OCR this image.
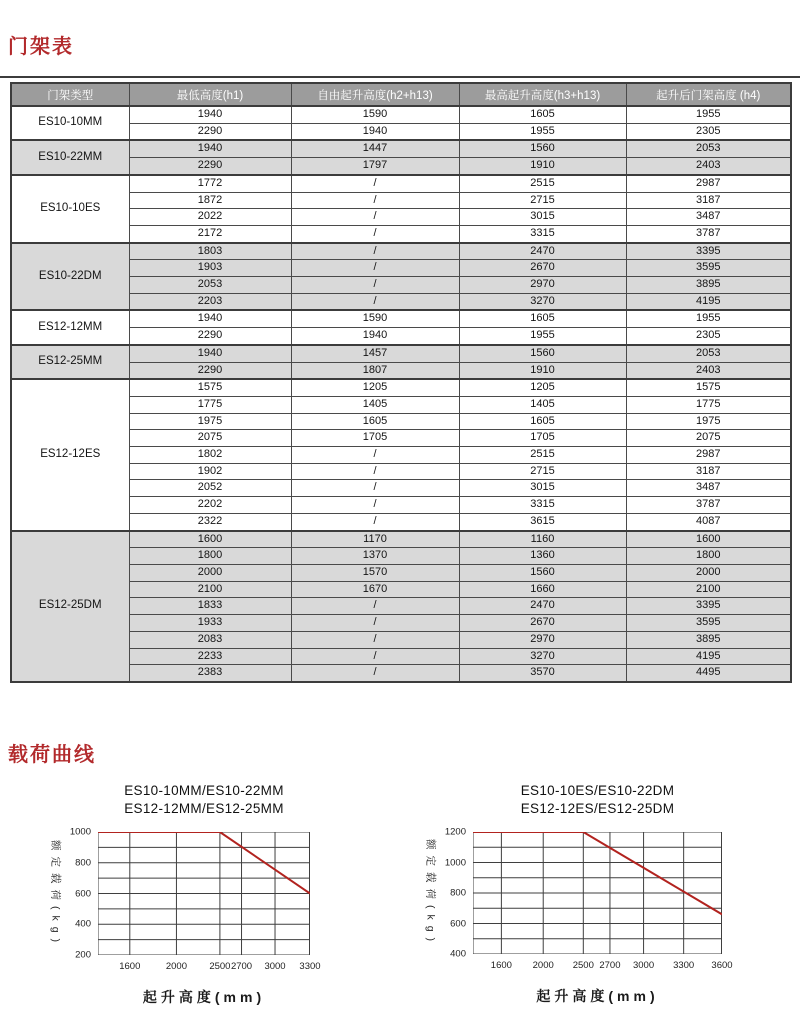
门架表
门架类型	最低高度(h1)	自由起升高度(h2+h13)	最高起升高度(h3+h13)	起升后门架高度 (h4)
ES10-10MM	1940	1590	1605	1955
	2290	1940	1955	2305
ES10-22MM	1940	1447	1560	2053
	2290	1797	1910	2403
ES10-10ES	1772	/	2515	2987
	1872	/	2715	3187
	2022	/	3015	3487
	2172	/	3315	3787
ES10-22DM	1803	/	2470	3395
	1903	/	2670	3595
	2053	/	2970	3895
	2203	/	3270	4195
ES12-12MM	1940	1590	1605	1955
	2290	1940	1955	2305
ES12-25MM	1940	1457	1560	2053
	2290	1807	1910	2403
ES12-12ES	1575	1205	1205	1575
	1775	1405	1405	1775
	1975	1605	1605	1975
	2075	1705	1705	2075
	1802	/	2515	2987
	1902	/	2715	3187
	2052	/	3015	3487
	2202	/	3315	3787
	2322	/	3615	4087
ES12-25DM	1600	1170	1160	1600
	1800	1370	1360	1800
	2000	1570	1560	2000
	2100	1670	1660	2100
	1833	/	2470	3395
	1933	/	2670	3595
	2083	/	2970	3895
	2233	/	3270	4195
	2383	/	3570	4495
载荷曲线
ES10-10MM/ES10-22MM
ES12-12MM/ES12-25MM
1000
800
600
400
200
1600	2000 2500 2700 3000 3300
额定载荷(kg)
起升高度(mm)
ES10-10ES/ES10-22DM
ES12-12ES/ES12-25DM
1200
1000
800
600
400
1600 2000 2500 2700 3000 3300 3600
额定载荷(kg)
起升高度(mm)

WHAT YOU NEED TO DO.
Reproduce the listing exactly. Leave its pictures out.

EXERCISE ANSWER.
OCR this image.
门架表
门架类型	最低高度(h1)	自由起升高度(h2+h13)	最高起升高度(h3+h13)	起升后门架高度 (h4)
ES10-10MM	1940	1590	1605	1955
	2290	1940	1955	2305
ES10-22MM	1940	1447	1560	2053
	2290	1797	1910	2403
ES10-10ES	1772	/	2515	2987
	1872	/	2715	3187
	2022	/	3015	3487
	2172	/	3315	3787
ES10-22DM	1803	/	2470	3395
	1903	/	2670	3595
	2053	/	2970	3895
	2203	/	3270	4195
ES12-12MM	1940	1590	1605	1955
	2290	1940	1955	2305
ES12-25MM	1940	1457	1560	2053
	2290	1807	1910	2403
ES12-12ES	1575	1205	1205	1575
	1775	1405	1405	1775
	1975	1605	1605	1975
	2075	1705	1705	2075
	1802	/	2515	2987
	1902	/	2715	3187
	2052	/	3015	3487
	2202	/	3315	3787
	2322	/	3615	4087
ES12-25DM	1600	1170	1160	1600
	1800	1370	1360	1800
	2000	1570	1560	2000
	2100	1670	1660	2100
	1833	/	2470	3395
	1933	/	2670	3595
	2083	/	2970	3895
	2233	/	3270	4195
	2383	/	3570	4495
载荷曲线
ES10-10MM/ES10-22MM
ES12-12MM/ES12-25MM
1000
800
600
400
200
1600	2000 2500 2700 3000 3300
额定载荷(kg)
起升高度(mm)
ES10-10ES/ES10-22DM
ES12-12ES/ES12-25DM
1200
1000
800
600
400
1600 2000 2500 2700 3000 3300 3600
额定载荷(kg)
起升高度(mm)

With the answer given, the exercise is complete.